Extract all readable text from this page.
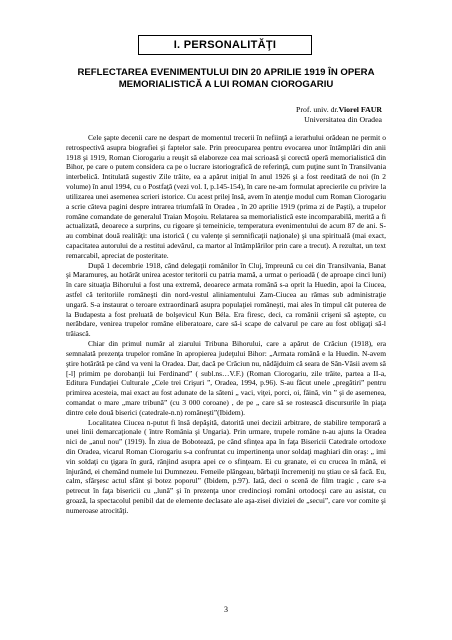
I. PERSONALITĂŢI
REFLECTAREA EVENIMENTULUI DIN 20 APRILIE 1919 ÎN OPERA
MEMORIALISTICĂ A LUI ROMAN CIOROGARIU
Prof. univ. dr.Viorel FAUR
Universitatea din Oradea

Cele şapte decenii care ne despart de momentul trecerii în nefiinţă a ierarhului orădean ne permit o retrospectivă asupra biografiei şi faptelor sale. Prin preocuparea pentru evocarea unor întâmplări din anii 1918 şi 1919, Roman Ciorogariu a reuşit să elaboreze cea mai scrioasă şi corectă operă memorialistică din Bihor, pe care o putem considera ca pe o lucrare istoriografică de referinţă, cum puţine sunt în Transilvania interbelică. Intitulată sugestiv Zile trăite, ea a apărut iniţial în anul 1926 şi a fost reeditată de noi (în 2 volume) în anul 1994, cu o Postfaţă (vezi vol. I, p.145-154), în care ne-am formulat aprecierile cu privire la utilizarea unei asemenea scrieri istorice. Cu acest prilej însă, avem în atenţie modul cum Roman Ciorogariu a scrie câteva pagini despre intrarea triumfală în Oradea , în 20 aprilie 1919 (prima zi de Paşti), a trupelor române comandate de generalul Traian Moşoiu. Relatarea sa memorialistică este incomparabilă, merită a fi actualizată, deoarece a surprins, cu rigoare şi temeinicie, temperatura evenimentului de acum 87 de ani. S-au combinat două realităţi: una istorică ( cu valenţe şi semnificaţii naţionale) şi una spirituală (mai exact, capacitatea autorului de a restitui adevărul, ca martor al întâmplărilor prin care a trecut). A rezultat, un text remarcabil, apreciat de posteritate.

După 1 decembrie 1918, când delegaţii românilor în Cluj, împreună cu cei din Transilvania, Banat şi Maramureş, au hotărât unirea acestor teritorii cu patria mamă, a urmat o perioadă ( de aproape cinci luni) în care situaţia Bihorului a fost una extremă, deoarece armata română s-a oprit la Huedin, apoi la Ciucea, astfel că teritoriile româneşti din nord-vestul aliniamentului Zam-Ciucea au rămas sub administraţie ungară. S-a instaurat o teroare extraordinară asupra populaţiei româneşti, mai ales în timpul cât puterea de la Budapesta a fost preluată de bolşevicul Kun Béla. Era firesc, deci, ca românii crişeni să aştepte, cu nerăbdare, venirea trupelor române eliberatoare, care să-i scape de calvarul pe care au fost obligaţi să-l trăiască.

Chiar din primul număr al ziarului Tribuna Bihorului, care a apărut de Crăciun (1918), era semnalată prezenţa trupelor române în apropierea judeţului Bihor: „Armata română e la Huedin. N-avem ştire hotărâtă pe când va veni la Oradea. Dar, dacă pe Crăciun nu, nădăjduim că seara de Sân-Văsii avem să [-l] primim pe dorobanţii lui Ferdinand” ( subl.ns…V.F.) (Roman Ciorogariu, zile trăite, partea a II-a, Editura Fundaţiei Culturale „Cele trei Crişuri ”, Oradea, 1994, p.96). S-au făcut unele „pregătiri” pentru primirea acesteia, mai exact au fost adunate de la săteni „ vaci, viţei, porci, oi, făină, vin ” şi de asemenea, comandat o mare „mare tribună” (cu 3 000 coroane) , de pe „ care să se rostească discursurile în piaţa dintre cele două biserici (catedrale-n.n) româneşti”(Ibidem).

Localitatea Ciucea n-putut fi însă depăşită, datorită unei decizii arbitrare, de stabilire temporară a unei linii demarcaţionale ( între România şi Ungaria). Prin urmare, trupele române n-au ajuns la Oradea nici de „anul nou” (1919). În ziua de Bobotează, pe când sfinţea apa în faţa Bisericii Catedrale ortodoxe din Oradea, vicarul Roman Ciorogariu s-a confruntat cu impertinenţa unor soldaţi maghiari din oraş: „ imi vin soldaţi cu ţigara în gură, rânjind asupra apei ce o sfinţeam. Ei cu granate, ei cu crucea în mână, ei înjurând, ei chemând numele lui Dumnezeu. Femeile plângeau, bărbaţii încremeniţi nu ştiau ce să facă. Eu, calm, sfârşesc actul sfânt şi botez poporul” (Ibidem, p.97). Iată, deci o scenă de film tragic , care s-a petrecut în faţa bisericii cu „lună” şi în prezenţa unor credincioşi români ortodocşi care au asistat, cu groază, la spectacolul penibil dat de elemente declasate ale aşa-zisei diviziei de „secui”, care vor comite şi numeroase atrocităţi.

3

=== Instructions for the task ===
Reproduce the full listing above verbatim, with no pictures included.

=== Exercise result ===
Extract all readable text from this page.
I. PERSONALITĂŢI
REFLECTAREA EVENIMENTULUI DIN 20 APRILIE 1919 ÎN OPERA
MEMORIALISTICĂ A LUI ROMAN CIOROGARIU
Prof. univ. dr.Viorel FAUR
Universitatea din Oradea

Cele şapte decenii care ne despart de momentul trecerii în nefiinţă a ierarhului orădean ne permit o retrospectivă asupra biografiei şi faptelor sale. Prin preocuparea pentru evocarea unor întâmplări din anii 1918 şi 1919, Roman Ciorogariu a reuşit să elaboreze cea mai scrioasă şi corectă operă memorialistică din Bihor, pe care o putem considera ca pe o lucrare istoriografică de referinţă, cum puţine sunt în Transilvania interbelică. Intitulată sugestiv Zile trăite, ea a apărut iniţial în anul 1926 şi a fost reeditată de noi (în 2 volume) în anul 1994, cu o Postfaţă (vezi vol. I, p.145-154), în care ne-am formulat aprecierile cu privire la utilizarea unei asemenea scrieri istorice. Cu acest prilej însă, avem în atenţie modul cum Roman Ciorogariu a scrie câteva pagini despre intrarea triumfală în Oradea , în 20 aprilie 1919 (prima zi de Paşti), a trupelor române comandate de generalul Traian Moşoiu. Relatarea sa memorialistică este incomparabilă, merită a fi actualizată, deoarece a surprins, cu rigoare şi temeinicie, temperatura evenimentului de acum 87 de ani. S-au combinat două realităţi: una istorică ( cu valenţe şi semnificaţii naţionale) şi una spirituală (mai exact, capacitatea autorului de a restitui adevărul, ca martor al întâmplărilor prin care a trecut). A rezultat, un text remarcabil, apreciat de posteritate.

După 1 decembrie 1918, când delegaţii românilor în Cluj, împreună cu cei din Transilvania, Banat şi Maramureş, au hotărât unirea acestor teritorii cu patria mamă, a urmat o perioadă ( de aproape cinci luni) în care situaţia Bihorului a fost una extremă, deoarece armata română s-a oprit la Huedin, apoi la Ciucea, astfel că teritoriile româneşti din nord-vestul aliniamentului Zam-Ciucea au rămas sub administraţie ungară. S-a instaurat o teroare extraordinară asupra populaţiei româneşti, mai ales în timpul cât puterea de la Budapesta a fost preluată de bolşevicul Kun Béla. Era firesc, deci, ca românii crişeni să aştepte, cu nerăbdare, venirea trupelor române eliberatoare, care să-i scape de calvarul pe care au fost obligaţi să-l trăiască.

Chiar din primul număr al ziarului Tribuna Bihorului, care a apărut de Crăciun (1918), era semnalată prezenţa trupelor române în apropierea judeţului Bihor: „Armata română e la Huedin. N-avem ştire hotărâtă pe când va veni la Oradea. Dar, dacă pe Crăciun nu, nădăjduim că seara de Sân-Văsii avem să [-l] primim pe dorobanţii lui Ferdinand” ( subl.ns…V.F.) (Roman Ciorogariu, zile trăite, partea a II-a, Editura Fundaţiei Culturale „Cele trei Crişuri ”, Oradea, 1994, p.96). S-au făcut unele „pregătiri” pentru primirea acesteia, mai exact au fost adunate de la săteni „ vaci, viţei, porci, oi, făină, vin ” şi de asemenea, comandat o mare „mare tribună” (cu 3 000 coroane) , de pe „ care să se rostească discursurile în piaţa dintre cele două biserici (catedrale-n.n) româneşti”(Ibidem).

Localitatea Ciucea n-putut fi însă depăşită, datorită unei decizii arbitrare, de stabilire temporară a unei linii demarcaţionale ( între România şi Ungaria). Prin urmare, trupele române n-au ajuns la Oradea nici de „anul nou” (1919). În ziua de Bobotează, pe când sfinţea apa în faţa Bisericii Catedrale ortodoxe din Oradea, vicarul Roman Ciorogariu s-a confruntat cu impertinenţa unor soldaţi maghiari din oraş: „ imi vin soldaţi cu ţigara în gură, rânjind asupra apei ce o sfinţeam. Ei cu granate, ei cu crucea în mână, ei înjurând, ei chemând numele lui Dumnezeu. Femeile plângeau, bărbaţii încremeniţi nu ştiau ce să facă. Eu, calm, sfârşesc actul sfânt şi botez poporul” (Ibidem, p.97). Iată, deci o scenă de film tragic , care s-a petrecut în faţa bisericii cu „lună” şi în prezenţa unor credincioşi români ortodocşi care au asistat, cu groază, la spectacolul penibil dat de elemente declasate ale aşa-zisei diviziei de „secui”, care vor comite şi numeroase atrocităţi.

3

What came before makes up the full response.